Short exercise — Copy out every record below, word for word.

Listed records —
****************************************

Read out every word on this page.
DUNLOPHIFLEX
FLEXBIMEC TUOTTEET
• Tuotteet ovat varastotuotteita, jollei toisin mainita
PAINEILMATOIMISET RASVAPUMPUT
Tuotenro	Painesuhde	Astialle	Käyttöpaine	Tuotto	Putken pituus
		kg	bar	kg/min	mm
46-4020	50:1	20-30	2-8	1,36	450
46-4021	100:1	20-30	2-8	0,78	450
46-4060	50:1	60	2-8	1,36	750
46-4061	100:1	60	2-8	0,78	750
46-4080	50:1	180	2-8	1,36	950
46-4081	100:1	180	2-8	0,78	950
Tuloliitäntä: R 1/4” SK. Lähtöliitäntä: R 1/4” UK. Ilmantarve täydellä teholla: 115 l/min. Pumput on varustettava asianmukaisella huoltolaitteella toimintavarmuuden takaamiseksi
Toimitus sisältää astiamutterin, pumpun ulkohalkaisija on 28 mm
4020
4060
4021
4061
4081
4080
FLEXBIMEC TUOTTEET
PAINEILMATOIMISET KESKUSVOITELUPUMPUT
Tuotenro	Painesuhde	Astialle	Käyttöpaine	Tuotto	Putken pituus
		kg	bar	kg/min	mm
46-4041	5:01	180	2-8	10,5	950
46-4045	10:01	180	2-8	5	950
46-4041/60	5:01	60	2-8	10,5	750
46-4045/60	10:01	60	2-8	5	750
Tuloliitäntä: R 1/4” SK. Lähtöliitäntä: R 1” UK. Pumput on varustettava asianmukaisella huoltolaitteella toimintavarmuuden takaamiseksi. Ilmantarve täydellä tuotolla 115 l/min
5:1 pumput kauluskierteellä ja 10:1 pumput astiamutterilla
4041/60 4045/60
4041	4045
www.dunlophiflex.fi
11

****************************************

Result —
Read out every word on this page.
DUNLOPHIFLEX
FLEXBIMEC TUOTTEET
• Tuotteet ovat varastotuotteita, jollei toisin mainita
PAINEILMATOIMISET RASVAPUMPUT
Tuotenro	Painesuhde	Astialle	Käyttöpaine	Tuotto	Putken pituus
		kg	bar	kg/min	mm
46-4020	50:1	20-30	2-8	1,36	450
46-4021	100:1	20-30	2-8	0,78	450
46-4060	50:1	60	2-8	1,36	750
46-4061	100:1	60	2-8	0,78	750
46-4080	50:1	180	2-8	1,36	950
46-4081	100:1	180	2-8	0,78	950
Tuloliitäntä: R 1/4” SK. Lähtöliitäntä: R 1/4” UK. Ilmantarve täydellä teholla: 115 l/min. Pumput on varustettava asianmukaisella huoltolaitteella toimintavarmuuden takaamiseksi
Toimitus sisältää astiamutterin, pumpun ulkohalkaisija on 28 mm
4020
4060
4021
4061
4081
4080
FLEXBIMEC TUOTTEET
PAINEILMATOIMISET KESKUSVOITELUPUMPUT
Tuotenro	Painesuhde	Astialle	Käyttöpaine	Tuotto	Putken pituus
		kg	bar	kg/min	mm
46-4041	5:01	180	2-8	10,5	950
46-4045	10:01	180	2-8	5	950
46-4041/60	5:01	60	2-8	10,5	750
46-4045/60	10:01	60	2-8	5	750
Tuloliitäntä: R 1/4” SK. Lähtöliitäntä: R 1” UK. Pumput on varustettava asianmukaisella huoltolaitteella toimintavarmuuden takaamiseksi. Ilmantarve täydellä tuotolla 115 l/min
5:1 pumput kauluskierteellä ja 10:1 pumput astiamutterilla
4041/60 4045/60
4041	4045
www.dunlophiflex.fi
11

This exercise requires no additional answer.